╔══

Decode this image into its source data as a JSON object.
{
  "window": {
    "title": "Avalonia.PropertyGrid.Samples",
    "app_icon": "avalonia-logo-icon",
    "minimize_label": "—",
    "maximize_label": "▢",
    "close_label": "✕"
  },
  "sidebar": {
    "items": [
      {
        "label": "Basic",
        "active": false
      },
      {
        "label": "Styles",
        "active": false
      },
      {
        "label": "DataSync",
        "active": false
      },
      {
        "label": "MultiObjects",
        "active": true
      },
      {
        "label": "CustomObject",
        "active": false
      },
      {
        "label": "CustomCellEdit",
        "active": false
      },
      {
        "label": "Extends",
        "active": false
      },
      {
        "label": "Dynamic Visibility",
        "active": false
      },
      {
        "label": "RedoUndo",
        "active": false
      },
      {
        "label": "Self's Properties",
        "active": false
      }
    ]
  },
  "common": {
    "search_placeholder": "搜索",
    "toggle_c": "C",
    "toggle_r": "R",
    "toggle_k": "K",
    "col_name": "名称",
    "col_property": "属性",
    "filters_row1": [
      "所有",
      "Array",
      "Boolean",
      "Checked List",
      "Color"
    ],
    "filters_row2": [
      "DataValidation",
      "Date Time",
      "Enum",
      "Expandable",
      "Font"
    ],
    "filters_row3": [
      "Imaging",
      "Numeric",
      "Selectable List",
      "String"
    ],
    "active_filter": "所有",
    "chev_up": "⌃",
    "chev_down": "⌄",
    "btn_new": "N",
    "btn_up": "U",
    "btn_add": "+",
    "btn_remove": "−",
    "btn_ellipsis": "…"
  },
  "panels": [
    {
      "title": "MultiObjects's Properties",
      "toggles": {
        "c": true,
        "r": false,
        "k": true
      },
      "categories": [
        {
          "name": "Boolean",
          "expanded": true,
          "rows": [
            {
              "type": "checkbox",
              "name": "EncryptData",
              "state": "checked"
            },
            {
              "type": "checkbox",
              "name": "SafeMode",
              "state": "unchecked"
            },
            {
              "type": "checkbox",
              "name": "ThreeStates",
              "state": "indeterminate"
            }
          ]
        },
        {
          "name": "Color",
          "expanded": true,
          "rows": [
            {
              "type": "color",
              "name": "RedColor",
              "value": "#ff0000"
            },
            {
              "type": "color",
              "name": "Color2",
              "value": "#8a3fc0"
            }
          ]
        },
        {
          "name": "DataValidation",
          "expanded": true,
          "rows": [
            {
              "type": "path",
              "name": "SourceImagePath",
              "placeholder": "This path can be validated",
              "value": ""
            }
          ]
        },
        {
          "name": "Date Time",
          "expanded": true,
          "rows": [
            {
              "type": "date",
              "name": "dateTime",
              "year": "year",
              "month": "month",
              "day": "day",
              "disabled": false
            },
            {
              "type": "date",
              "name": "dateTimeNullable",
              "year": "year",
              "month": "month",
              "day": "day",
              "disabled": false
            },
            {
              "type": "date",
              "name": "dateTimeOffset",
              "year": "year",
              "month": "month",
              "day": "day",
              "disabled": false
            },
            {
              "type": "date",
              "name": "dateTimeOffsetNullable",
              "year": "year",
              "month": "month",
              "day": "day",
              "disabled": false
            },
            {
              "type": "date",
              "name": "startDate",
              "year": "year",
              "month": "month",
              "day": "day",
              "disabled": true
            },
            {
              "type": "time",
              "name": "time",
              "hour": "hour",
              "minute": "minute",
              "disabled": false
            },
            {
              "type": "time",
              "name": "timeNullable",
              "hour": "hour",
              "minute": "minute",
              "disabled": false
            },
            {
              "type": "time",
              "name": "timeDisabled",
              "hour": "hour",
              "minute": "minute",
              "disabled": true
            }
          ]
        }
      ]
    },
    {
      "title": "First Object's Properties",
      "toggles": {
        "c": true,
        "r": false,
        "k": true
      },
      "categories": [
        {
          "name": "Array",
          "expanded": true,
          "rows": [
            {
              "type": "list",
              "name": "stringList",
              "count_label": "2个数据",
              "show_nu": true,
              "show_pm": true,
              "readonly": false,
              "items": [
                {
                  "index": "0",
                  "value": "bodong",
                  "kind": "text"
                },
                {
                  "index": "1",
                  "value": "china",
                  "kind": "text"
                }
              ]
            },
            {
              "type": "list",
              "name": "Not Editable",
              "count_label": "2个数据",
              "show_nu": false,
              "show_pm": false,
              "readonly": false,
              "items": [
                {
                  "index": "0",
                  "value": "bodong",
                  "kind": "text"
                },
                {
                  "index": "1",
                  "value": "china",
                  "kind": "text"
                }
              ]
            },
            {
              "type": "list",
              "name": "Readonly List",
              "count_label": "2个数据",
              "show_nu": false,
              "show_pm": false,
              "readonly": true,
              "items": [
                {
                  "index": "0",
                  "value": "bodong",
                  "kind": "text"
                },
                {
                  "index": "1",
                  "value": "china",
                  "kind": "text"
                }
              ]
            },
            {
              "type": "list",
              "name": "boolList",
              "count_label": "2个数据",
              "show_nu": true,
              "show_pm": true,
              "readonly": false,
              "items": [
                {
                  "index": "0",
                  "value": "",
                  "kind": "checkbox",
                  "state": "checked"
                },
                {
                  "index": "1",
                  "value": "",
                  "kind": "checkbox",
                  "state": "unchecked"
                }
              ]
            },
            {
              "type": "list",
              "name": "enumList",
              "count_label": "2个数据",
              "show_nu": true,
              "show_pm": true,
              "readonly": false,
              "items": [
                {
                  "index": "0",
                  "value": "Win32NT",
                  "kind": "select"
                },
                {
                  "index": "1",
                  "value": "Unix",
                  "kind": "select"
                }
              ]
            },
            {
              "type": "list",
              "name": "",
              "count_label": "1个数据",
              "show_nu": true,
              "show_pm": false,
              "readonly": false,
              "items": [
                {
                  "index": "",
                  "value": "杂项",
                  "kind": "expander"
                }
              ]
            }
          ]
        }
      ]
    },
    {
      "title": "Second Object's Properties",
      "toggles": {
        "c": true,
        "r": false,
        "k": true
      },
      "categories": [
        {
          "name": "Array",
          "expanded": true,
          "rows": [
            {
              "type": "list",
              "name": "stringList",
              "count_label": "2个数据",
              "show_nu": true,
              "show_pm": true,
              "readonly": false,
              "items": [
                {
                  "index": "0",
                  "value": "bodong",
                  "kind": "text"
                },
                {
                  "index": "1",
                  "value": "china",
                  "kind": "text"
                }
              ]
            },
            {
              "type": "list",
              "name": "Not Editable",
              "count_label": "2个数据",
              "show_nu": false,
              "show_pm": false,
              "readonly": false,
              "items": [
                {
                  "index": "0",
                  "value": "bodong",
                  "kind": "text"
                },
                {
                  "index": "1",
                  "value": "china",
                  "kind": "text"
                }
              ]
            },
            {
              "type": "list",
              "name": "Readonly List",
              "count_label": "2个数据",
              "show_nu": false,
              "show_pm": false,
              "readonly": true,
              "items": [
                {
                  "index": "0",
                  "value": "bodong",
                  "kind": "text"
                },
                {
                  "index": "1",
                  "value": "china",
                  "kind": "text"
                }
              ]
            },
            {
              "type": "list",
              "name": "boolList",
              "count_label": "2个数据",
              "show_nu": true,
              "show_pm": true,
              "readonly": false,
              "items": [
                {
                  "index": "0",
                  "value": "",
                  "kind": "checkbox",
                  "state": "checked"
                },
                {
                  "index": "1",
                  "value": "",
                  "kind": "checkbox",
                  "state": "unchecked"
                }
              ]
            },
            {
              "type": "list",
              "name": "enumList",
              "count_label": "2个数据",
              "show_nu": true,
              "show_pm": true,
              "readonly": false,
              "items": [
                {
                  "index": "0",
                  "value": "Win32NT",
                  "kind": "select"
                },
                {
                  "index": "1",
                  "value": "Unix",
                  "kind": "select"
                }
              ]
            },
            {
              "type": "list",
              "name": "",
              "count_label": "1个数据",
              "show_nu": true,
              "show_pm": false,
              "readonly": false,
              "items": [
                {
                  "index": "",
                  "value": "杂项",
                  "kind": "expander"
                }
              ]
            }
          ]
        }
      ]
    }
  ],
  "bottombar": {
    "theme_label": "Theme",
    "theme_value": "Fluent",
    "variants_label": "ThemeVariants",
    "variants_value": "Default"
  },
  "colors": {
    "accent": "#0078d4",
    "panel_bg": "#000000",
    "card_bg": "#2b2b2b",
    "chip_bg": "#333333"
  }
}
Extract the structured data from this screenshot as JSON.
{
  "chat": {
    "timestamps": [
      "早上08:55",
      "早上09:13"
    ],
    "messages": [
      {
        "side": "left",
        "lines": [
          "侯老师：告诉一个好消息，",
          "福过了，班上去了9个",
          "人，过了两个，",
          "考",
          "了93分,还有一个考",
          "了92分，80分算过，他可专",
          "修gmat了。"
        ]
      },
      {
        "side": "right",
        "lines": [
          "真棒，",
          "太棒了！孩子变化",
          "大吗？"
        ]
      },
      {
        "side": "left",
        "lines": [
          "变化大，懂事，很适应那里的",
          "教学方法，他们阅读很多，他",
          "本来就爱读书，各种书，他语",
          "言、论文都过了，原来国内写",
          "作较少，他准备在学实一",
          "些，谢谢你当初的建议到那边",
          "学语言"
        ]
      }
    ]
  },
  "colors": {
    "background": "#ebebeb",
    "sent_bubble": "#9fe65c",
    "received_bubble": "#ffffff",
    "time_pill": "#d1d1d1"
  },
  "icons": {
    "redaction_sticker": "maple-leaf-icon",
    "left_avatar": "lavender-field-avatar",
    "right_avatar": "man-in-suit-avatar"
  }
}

╚══

## Set task
Only the lines from the one containing "Extract the structured" to the end of the records should be repeated, exactly as they appear.

## Task output
Extract the structured data from this screenshot as JSON.
{
  "chat": {
    "timestamps": [
      "早上08:55",
      "早上09:13"
    ],
    "messages": [
      {
        "side": "left",
        "lines": [
          "侯老师：告诉一个好消息，",
          "福过了，班上去了9个",
          "人，过了两个，",
          "考",
          "了93分,还有一个考",
          "了92分，80分算过，他可专",
          "修gmat了。"
        ]
      },
      {
        "side": "right",
        "lines": [
          "真棒，",
          "太棒了！孩子变化",
          "大吗？"
        ]
      },
      {
        "side": "left",
        "lines": [
          "变化大，懂事，很适应那里的",
          "教学方法，他们阅读很多，他",
          "本来就爱读书，各种书，他语",
          "言、论文都过了，原来国内写",
          "作较少，他准备在学实一",
          "些，谢谢你当初的建议到那边",
          "学语言"
        ]
      }
    ]
  },
  "colors": {
    "background": "#ebebeb",
    "sent_bubble": "#9fe65c",
    "received_bubble": "#ffffff",
    "time_pill": "#d1d1d1"
  },
  "icons": {
    "redaction_sticker": "maple-leaf-icon",
    "left_avatar": "lavender-field-avatar",
    "right_avatar": "man-in-suit-avatar"
  }
}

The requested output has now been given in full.